▸ **WHAT THIS TASK INVOLVES**: Count the lines that hold the string "Reset". Reply with the number alone.

▸ **MATERIAL TO PROCESS**:
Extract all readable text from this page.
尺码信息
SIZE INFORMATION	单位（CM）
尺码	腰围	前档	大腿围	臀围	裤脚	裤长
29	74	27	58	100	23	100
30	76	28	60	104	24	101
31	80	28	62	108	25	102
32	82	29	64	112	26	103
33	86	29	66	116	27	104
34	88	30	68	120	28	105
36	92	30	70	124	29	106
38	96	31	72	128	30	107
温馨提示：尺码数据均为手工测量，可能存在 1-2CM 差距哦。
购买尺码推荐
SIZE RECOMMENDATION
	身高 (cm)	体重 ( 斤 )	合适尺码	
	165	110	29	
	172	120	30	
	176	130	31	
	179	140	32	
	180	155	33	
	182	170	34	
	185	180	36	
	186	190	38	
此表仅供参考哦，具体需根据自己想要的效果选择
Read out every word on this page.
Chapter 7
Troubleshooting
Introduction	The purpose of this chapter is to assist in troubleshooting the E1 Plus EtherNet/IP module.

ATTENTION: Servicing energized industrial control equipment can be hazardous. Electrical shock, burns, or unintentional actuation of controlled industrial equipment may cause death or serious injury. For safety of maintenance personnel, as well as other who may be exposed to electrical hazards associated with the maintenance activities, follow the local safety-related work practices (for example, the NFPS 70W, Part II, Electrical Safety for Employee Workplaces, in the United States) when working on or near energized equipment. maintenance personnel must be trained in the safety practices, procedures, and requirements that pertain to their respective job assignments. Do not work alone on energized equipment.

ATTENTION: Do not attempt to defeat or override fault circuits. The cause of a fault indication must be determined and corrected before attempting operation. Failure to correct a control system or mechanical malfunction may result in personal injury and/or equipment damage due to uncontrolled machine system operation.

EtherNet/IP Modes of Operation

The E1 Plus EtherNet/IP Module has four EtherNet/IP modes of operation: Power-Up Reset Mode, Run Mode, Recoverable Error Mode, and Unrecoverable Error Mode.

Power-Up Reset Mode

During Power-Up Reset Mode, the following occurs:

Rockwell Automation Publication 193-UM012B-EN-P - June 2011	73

▸ **TASK SOLUTION**: 3